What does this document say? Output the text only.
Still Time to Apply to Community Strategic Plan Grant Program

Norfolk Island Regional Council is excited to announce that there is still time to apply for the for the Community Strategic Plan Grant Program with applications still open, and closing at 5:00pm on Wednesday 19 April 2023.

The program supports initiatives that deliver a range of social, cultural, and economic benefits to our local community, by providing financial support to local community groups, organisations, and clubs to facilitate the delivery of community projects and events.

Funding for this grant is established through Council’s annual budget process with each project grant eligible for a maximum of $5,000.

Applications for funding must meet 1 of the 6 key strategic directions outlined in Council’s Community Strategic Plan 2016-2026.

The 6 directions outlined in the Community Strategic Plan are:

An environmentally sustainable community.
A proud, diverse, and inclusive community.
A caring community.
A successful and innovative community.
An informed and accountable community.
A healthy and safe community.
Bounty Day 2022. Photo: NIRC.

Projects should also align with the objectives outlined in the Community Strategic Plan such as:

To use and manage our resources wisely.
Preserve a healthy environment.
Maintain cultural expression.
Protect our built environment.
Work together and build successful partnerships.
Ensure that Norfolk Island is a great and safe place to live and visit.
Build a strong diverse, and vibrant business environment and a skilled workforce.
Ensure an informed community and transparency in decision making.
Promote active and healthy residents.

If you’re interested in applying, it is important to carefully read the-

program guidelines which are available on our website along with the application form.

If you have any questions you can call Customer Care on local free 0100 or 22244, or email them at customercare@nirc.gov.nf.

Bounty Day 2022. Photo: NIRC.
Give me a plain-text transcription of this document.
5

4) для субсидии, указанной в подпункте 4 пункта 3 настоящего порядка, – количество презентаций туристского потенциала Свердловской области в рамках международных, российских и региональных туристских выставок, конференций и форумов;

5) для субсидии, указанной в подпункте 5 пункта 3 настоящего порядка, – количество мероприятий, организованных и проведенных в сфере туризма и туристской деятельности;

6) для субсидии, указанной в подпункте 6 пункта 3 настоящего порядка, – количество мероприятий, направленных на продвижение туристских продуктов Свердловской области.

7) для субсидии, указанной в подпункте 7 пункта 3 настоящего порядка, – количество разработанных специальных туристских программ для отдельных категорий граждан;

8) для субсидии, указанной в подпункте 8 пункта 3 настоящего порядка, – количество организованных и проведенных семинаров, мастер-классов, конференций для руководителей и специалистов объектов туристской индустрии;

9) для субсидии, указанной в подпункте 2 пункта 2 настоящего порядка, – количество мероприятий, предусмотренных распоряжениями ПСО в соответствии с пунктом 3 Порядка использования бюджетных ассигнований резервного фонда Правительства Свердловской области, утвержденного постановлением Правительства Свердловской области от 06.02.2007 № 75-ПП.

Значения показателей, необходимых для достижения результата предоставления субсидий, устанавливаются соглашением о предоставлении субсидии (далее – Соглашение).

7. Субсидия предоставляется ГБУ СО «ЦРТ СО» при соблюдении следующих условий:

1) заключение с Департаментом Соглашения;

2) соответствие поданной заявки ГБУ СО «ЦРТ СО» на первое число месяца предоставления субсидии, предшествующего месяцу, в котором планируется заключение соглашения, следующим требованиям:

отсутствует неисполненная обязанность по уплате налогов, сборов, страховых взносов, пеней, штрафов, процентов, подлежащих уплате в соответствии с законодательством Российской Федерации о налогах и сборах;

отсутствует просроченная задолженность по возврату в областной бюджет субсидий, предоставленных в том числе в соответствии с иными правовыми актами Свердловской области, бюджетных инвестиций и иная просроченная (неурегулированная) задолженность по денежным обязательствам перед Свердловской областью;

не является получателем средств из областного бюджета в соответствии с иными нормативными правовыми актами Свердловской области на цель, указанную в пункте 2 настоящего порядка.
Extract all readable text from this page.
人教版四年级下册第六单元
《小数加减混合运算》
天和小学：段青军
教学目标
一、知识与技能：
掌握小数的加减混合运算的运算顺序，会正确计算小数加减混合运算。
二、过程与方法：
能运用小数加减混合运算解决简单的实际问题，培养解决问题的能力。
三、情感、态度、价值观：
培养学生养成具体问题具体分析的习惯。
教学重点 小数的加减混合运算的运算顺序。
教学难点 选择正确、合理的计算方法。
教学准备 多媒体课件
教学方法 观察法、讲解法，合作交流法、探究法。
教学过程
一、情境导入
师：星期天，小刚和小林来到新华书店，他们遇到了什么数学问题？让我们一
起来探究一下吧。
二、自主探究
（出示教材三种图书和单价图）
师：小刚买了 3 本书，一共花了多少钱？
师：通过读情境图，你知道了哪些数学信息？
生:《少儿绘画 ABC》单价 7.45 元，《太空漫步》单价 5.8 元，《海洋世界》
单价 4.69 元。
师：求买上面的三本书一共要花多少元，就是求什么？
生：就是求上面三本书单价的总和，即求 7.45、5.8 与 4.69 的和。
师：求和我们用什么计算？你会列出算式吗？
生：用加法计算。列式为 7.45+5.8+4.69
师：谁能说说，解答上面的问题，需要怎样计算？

____

WHAT TO WORK ON:
Copy out the data shown above without altering anything.

CORRECT RESPONSE:
What does this document say? Output the text only.
Still Time to Apply to Community Strategic Plan Grant Program

Norfolk Island Regional Council is excited to announce that there is still time to apply for the for the Community Strategic Plan Grant Program with applications still open, and closing at 5:00pm on Wednesday 19 April 2023.

The program supports initiatives that deliver a range of social, cultural, and economic benefits to our local community, by providing financial support to local community groups, organisations, and clubs to facilitate the delivery of community projects and events.

Funding for this grant is established through Council’s annual budget process with each project grant eligible for a maximum of $5,000.

Applications for funding must meet 1 of the 6 key strategic directions outlined in Council’s Community Strategic Plan 2016-2026.

The 6 directions outlined in the Community Strategic Plan are:

An environmentally sustainable community.
A proud, diverse, and inclusive community.
A caring community.
A successful and innovative community.
An informed and accountable community.
A healthy and safe community.
Bounty Day 2022. Photo: NIRC.

Projects should also align with the objectives outlined in the Community Strategic Plan such as:

To use and manage our resources wisely.
Preserve a healthy environment.
Maintain cultural expression.
Protect our built environment.
Work together and build successful partnerships.
Ensure that Norfolk Island is a great and safe place to live and visit.
Build a strong diverse, and vibrant business environment and a skilled workforce.
Ensure an informed community and transparency in decision making.
Promote active and healthy residents.

If you’re interested in applying, it is important to carefully read the-

program guidelines which are available on our website along with the application form.

If you have any questions you can call Customer Care on local free 0100 or 22244, or email them at customercare@nirc.gov.nf.

Bounty Day 2022. Photo: NIRC.
Give me a plain-text transcription of this document.
5

4) для субсидии, указанной в подпункте 4 пункта 3 настоящего порядка, – количество презентаций туристского потенциала Свердловской области в рамках международных, российских и региональных туристских выставок, конференций и форумов;

5) для субсидии, указанной в подпункте 5 пункта 3 настоящего порядка, – количество мероприятий, организованных и проведенных в сфере туризма и туристской деятельности;

6) для субсидии, указанной в подпункте 6 пункта 3 настоящего порядка, – количество мероприятий, направленных на продвижение туристских продуктов Свердловской области.

7) для субсидии, указанной в подпункте 7 пункта 3 настоящего порядка, – количество разработанных специальных туристских программ для отдельных категорий граждан;

8) для субсидии, указанной в подпункте 8 пункта 3 настоящего порядка, – количество организованных и проведенных семинаров, мастер-классов, конференций для руководителей и специалистов объектов туристской индустрии;

9) для субсидии, указанной в подпункте 2 пункта 2 настоящего порядка, – количество мероприятий, предусмотренных распоряжениями ПСО в соответствии с пунктом 3 Порядка использования бюджетных ассигнований резервного фонда Правительства Свердловской области, утвержденного постановлением Правительства Свердловской области от 06.02.2007 № 75-ПП.

Значения показателей, необходимых для достижения результата предоставления субсидий, устанавливаются соглашением о предоставлении субсидии (далее – Соглашение).

7. Субсидия предоставляется ГБУ СО «ЦРТ СО» при соблюдении следующих условий:

1) заключение с Департаментом Соглашения;

2) соответствие поданной заявки ГБУ СО «ЦРТ СО» на первое число месяца предоставления субсидии, предшествующего месяцу, в котором планируется заключение соглашения, следующим требованиям:

отсутствует неисполненная обязанность по уплате налогов, сборов, страховых взносов, пеней, штрафов, процентов, подлежащих уплате в соответствии с законодательством Российской Федерации о налогах и сборах;

отсутствует просроченная задолженность по возврату в областной бюджет субсидий, предоставленных в том числе в соответствии с иными правовыми актами Свердловской области, бюджетных инвестиций и иная просроченная (неурегулированная) задолженность по денежным обязательствам перед Свердловской областью;

не является получателем средств из областного бюджета в соответствии с иными нормативными правовыми актами Свердловской области на цель, указанную в пункте 2 настоящего порядка.
Extract all readable text from this page.
人教版四年级下册第六单元
《小数加减混合运算》
天和小学：段青军
教学目标
一、知识与技能：
掌握小数的加减混合运算的运算顺序，会正确计算小数加减混合运算。
二、过程与方法：
能运用小数加减混合运算解决简单的实际问题，培养解决问题的能力。
三、情感、态度、价值观：
培养学生养成具体问题具体分析的习惯。
教学重点 小数的加减混合运算的运算顺序。
教学难点 选择正确、合理的计算方法。
教学准备 多媒体课件
教学方法 观察法、讲解法，合作交流法、探究法。
教学过程
一、情境导入
师：星期天，小刚和小林来到新华书店，他们遇到了什么数学问题？让我们一
起来探究一下吧。
二、自主探究
（出示教材三种图书和单价图）
师：小刚买了 3 本书，一共花了多少钱？
师：通过读情境图，你知道了哪些数学信息？
生:《少儿绘画 ABC》单价 7.45 元，《太空漫步》单价 5.8 元，《海洋世界》
单价 4.69 元。
师：求买上面的三本书一共要花多少元，就是求什么？
生：就是求上面三本书单价的总和，即求 7.45、5.8 与 4.69 的和。
师：求和我们用什么计算？你会列出算式吗？
生：用加法计算。列式为 7.45+5.8+4.69
师：谁能说说，解答上面的问题，需要怎样计算？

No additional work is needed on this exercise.